→ WHAT NEEDS TO BE DONE:
Scan the entries below and extract each line with the word "screenshot" in it.

>> Begin

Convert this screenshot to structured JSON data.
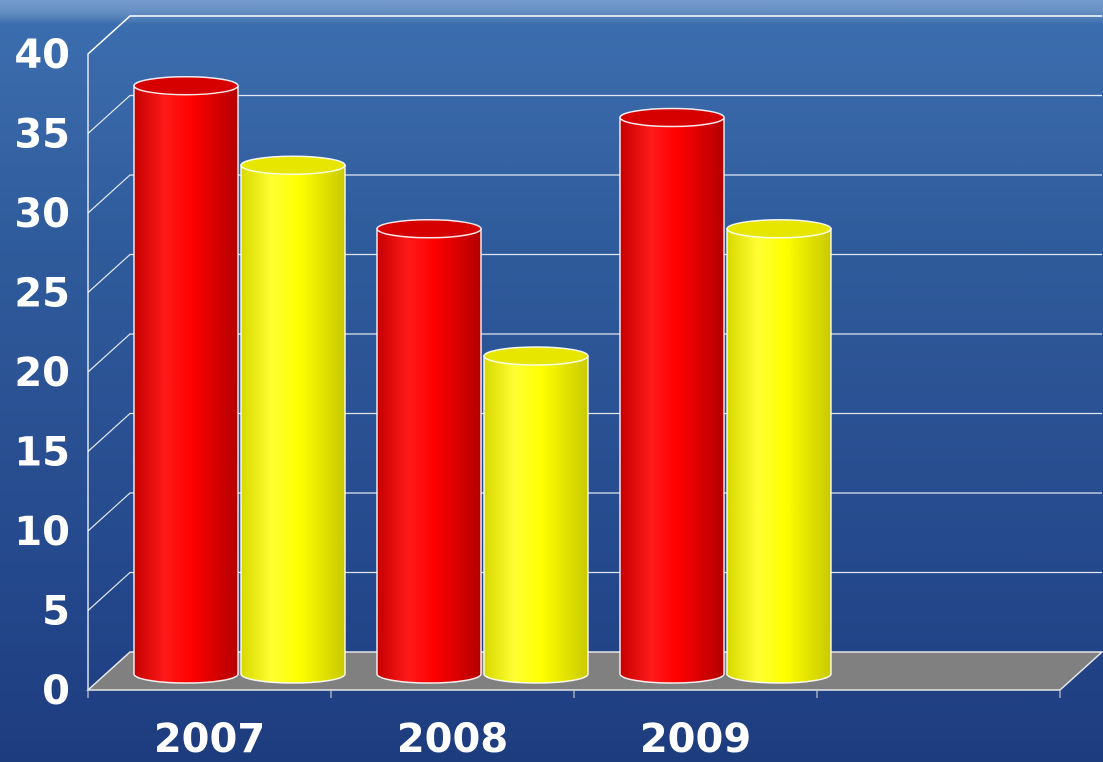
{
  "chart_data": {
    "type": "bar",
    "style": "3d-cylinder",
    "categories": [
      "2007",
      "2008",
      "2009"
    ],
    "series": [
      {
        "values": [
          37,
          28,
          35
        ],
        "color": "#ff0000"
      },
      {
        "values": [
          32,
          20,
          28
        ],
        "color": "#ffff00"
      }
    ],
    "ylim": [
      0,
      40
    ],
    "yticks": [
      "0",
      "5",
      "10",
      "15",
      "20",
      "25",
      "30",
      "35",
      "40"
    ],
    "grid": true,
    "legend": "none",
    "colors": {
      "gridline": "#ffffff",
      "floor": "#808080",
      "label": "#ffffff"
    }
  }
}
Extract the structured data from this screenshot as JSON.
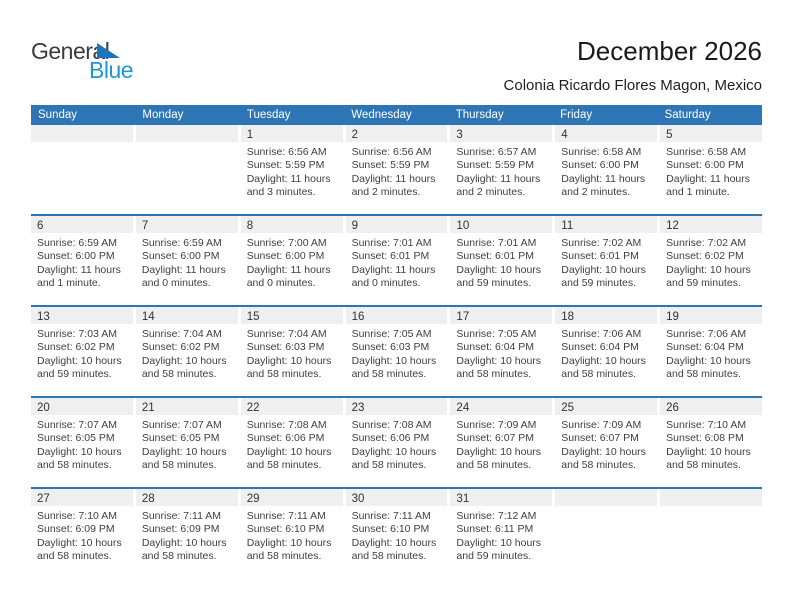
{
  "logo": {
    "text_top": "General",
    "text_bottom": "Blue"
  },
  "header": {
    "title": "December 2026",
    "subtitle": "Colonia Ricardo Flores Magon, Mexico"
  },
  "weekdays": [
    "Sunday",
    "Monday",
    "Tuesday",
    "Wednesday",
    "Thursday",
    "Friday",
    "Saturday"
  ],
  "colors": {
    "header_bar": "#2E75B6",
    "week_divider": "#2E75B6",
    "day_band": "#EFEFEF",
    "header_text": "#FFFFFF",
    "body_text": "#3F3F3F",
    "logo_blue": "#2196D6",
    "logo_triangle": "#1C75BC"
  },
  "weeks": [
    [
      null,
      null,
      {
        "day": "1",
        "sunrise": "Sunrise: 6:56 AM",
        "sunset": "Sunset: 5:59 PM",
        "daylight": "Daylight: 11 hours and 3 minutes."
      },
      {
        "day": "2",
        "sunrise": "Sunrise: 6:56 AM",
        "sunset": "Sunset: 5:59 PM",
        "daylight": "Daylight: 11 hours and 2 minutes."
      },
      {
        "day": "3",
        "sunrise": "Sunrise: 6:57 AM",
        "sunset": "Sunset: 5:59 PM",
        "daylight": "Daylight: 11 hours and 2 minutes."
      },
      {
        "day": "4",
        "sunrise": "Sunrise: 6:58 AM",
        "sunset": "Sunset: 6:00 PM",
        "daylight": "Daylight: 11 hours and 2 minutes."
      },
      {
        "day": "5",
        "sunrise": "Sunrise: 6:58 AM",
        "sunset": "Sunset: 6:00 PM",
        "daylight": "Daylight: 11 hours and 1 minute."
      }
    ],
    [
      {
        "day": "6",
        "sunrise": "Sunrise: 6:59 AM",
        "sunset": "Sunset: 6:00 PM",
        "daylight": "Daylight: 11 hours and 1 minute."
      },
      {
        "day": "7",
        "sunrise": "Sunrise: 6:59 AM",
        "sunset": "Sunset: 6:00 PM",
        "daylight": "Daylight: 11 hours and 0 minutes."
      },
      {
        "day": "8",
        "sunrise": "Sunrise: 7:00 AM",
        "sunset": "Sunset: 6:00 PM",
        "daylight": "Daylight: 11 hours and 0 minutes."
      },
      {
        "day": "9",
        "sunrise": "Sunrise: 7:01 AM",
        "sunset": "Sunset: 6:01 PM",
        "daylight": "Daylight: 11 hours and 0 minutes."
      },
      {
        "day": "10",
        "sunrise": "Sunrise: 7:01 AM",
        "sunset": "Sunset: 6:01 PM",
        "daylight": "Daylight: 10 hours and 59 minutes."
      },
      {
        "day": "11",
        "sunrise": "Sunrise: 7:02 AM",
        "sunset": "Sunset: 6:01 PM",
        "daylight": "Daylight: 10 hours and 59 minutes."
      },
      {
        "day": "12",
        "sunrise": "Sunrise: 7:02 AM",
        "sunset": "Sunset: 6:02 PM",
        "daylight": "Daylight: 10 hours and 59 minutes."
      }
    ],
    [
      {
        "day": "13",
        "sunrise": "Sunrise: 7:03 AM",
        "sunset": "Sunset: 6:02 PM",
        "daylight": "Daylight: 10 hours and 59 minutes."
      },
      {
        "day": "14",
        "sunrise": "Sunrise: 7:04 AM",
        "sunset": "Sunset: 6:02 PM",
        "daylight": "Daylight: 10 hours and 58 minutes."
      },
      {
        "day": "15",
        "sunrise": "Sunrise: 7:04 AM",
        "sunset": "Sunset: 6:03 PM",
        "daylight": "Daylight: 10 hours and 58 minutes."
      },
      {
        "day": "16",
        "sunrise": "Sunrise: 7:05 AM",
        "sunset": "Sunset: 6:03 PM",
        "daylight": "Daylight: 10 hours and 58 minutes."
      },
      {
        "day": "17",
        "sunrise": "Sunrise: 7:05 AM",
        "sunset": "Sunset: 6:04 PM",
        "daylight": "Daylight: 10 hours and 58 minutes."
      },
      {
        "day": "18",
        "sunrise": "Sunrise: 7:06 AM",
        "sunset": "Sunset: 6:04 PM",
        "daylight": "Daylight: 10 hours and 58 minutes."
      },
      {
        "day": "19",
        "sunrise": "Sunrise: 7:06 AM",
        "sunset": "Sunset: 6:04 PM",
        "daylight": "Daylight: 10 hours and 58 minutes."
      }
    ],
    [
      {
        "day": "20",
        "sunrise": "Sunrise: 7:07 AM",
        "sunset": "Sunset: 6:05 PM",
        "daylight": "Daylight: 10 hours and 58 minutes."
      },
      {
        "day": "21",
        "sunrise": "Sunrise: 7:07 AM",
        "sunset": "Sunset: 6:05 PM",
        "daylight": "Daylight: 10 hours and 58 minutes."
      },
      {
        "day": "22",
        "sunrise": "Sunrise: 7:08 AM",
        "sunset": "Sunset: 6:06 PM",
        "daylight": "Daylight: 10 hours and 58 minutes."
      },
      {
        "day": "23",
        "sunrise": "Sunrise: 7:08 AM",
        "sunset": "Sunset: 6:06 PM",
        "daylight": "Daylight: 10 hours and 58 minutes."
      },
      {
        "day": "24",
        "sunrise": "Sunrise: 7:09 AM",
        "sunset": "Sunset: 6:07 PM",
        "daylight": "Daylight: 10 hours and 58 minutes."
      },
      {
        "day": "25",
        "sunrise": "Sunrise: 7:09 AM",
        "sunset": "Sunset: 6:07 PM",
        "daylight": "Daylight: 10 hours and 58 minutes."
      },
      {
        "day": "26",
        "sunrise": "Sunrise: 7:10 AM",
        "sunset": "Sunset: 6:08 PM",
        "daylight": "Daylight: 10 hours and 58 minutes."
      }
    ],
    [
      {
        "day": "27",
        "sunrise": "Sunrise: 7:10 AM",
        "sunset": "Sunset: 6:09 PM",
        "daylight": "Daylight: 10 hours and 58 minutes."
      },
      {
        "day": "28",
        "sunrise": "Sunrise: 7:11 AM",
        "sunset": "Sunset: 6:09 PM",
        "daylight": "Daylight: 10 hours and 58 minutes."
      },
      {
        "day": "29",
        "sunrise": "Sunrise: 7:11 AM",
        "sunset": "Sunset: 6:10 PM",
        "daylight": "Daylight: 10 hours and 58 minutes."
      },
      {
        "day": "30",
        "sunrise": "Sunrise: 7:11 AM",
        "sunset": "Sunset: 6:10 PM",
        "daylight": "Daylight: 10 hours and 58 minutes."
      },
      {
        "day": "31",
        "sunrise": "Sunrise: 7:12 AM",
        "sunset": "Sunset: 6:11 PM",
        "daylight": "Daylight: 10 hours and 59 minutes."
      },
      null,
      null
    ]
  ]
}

>> End

→ WRITTEN RESPONSE:
Convert this screenshot to structured JSON data.
Extract the structured data from this screenshot as JSON.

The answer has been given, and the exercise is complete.